◆ **Problem description**: Give all of the lines again exactly as they read.

◆ **Records from a data collection**:
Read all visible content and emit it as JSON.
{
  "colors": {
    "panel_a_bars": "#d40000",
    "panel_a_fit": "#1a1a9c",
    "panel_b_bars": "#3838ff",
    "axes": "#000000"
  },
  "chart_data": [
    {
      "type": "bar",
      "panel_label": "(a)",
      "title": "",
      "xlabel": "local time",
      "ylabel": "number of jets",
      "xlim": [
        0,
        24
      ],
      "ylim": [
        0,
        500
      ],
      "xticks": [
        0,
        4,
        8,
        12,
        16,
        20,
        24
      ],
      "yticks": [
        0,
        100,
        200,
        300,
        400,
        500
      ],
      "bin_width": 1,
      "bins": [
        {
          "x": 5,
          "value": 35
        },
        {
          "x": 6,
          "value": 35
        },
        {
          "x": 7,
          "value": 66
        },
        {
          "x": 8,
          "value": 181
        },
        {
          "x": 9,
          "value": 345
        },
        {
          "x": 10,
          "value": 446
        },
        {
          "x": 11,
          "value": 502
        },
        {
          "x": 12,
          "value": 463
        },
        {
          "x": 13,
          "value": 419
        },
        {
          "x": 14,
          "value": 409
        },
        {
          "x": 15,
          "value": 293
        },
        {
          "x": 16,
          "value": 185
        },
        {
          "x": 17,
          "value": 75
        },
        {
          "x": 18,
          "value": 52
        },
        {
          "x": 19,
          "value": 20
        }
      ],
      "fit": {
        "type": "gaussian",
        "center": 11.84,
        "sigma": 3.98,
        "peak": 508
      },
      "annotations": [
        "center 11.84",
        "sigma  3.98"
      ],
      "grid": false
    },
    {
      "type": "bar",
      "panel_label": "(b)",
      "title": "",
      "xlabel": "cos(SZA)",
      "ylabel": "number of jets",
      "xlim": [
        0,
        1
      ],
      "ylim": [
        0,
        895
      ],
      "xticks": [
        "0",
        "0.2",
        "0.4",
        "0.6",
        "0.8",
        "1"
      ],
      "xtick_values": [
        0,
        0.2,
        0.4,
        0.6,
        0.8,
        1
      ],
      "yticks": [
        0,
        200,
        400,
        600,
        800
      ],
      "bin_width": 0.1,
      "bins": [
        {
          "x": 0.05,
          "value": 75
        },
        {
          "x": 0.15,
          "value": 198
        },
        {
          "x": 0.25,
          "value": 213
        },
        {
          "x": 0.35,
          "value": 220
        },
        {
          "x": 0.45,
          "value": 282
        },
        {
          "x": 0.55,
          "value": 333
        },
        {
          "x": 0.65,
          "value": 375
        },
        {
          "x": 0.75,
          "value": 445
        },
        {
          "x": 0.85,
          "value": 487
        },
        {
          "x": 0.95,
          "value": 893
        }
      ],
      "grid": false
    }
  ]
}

◆ **Reply**:
Read all visible content and emit it as JSON.
{
  "colors": {
    "panel_a_bars": "#d40000",
    "panel_a_fit": "#1a1a9c",
    "panel_b_bars": "#3838ff",
    "axes": "#000000"
  },
  "chart_data": [
    {
      "type": "bar",
      "panel_label": "(a)",
      "title": "",
      "xlabel": "local time",
      "ylabel": "number of jets",
      "xlim": [
        0,
        24
      ],
      "ylim": [
        0,
        500
      ],
      "xticks": [
        0,
        4,
        8,
        12,
        16,
        20,
        24
      ],
      "yticks": [
        0,
        100,
        200,
        300,
        400,
        500
      ],
      "bin_width": 1,
      "bins": [
        {
          "x": 5,
          "value": 35
        },
        {
          "x": 6,
          "value": 35
        },
        {
          "x": 7,
          "value": 66
        },
        {
          "x": 8,
          "value": 181
        },
        {
          "x": 9,
          "value": 345
        },
        {
          "x": 10,
          "value": 446
        },
        {
          "x": 11,
          "value": 502
        },
        {
          "x": 12,
          "value": 463
        },
        {
          "x": 13,
          "value": 419
        },
        {
          "x": 14,
          "value": 409
        },
        {
          "x": 15,
          "value": 293
        },
        {
          "x": 16,
          "value": 185
        },
        {
          "x": 17,
          "value": 75
        },
        {
          "x": 18,
          "value": 52
        },
        {
          "x": 19,
          "value": 20
        }
      ],
      "fit": {
        "type": "gaussian",
        "center": 11.84,
        "sigma": 3.98,
        "peak": 508
      },
      "annotations": [
        "center 11.84",
        "sigma  3.98"
      ],
      "grid": false
    },
    {
      "type": "bar",
      "panel_label": "(b)",
      "title": "",
      "xlabel": "cos(SZA)",
      "ylabel": "number of jets",
      "xlim": [
        0,
        1
      ],
      "ylim": [
        0,
        895
      ],
      "xticks": [
        "0",
        "0.2",
        "0.4",
        "0.6",
        "0.8",
        "1"
      ],
      "xtick_values": [
        0,
        0.2,
        0.4,
        0.6,
        0.8,
        1
      ],
      "yticks": [
        0,
        200,
        400,
        600,
        800
      ],
      "bin_width": 0.1,
      "bins": [
        {
          "x": 0.05,
          "value": 75
        },
        {
          "x": 0.15,
          "value": 198
        },
        {
          "x": 0.25,
          "value": 213
        },
        {
          "x": 0.35,
          "value": 220
        },
        {
          "x": 0.45,
          "value": 282
        },
        {
          "x": 0.55,
          "value": 333
        },
        {
          "x": 0.65,
          "value": 375
        },
        {
          "x": 0.75,
          "value": 445
        },
        {
          "x": 0.85,
          "value": 487
        },
        {
          "x": 0.95,
          "value": 893
        }
      ],
      "grid": false
    }
  ]
}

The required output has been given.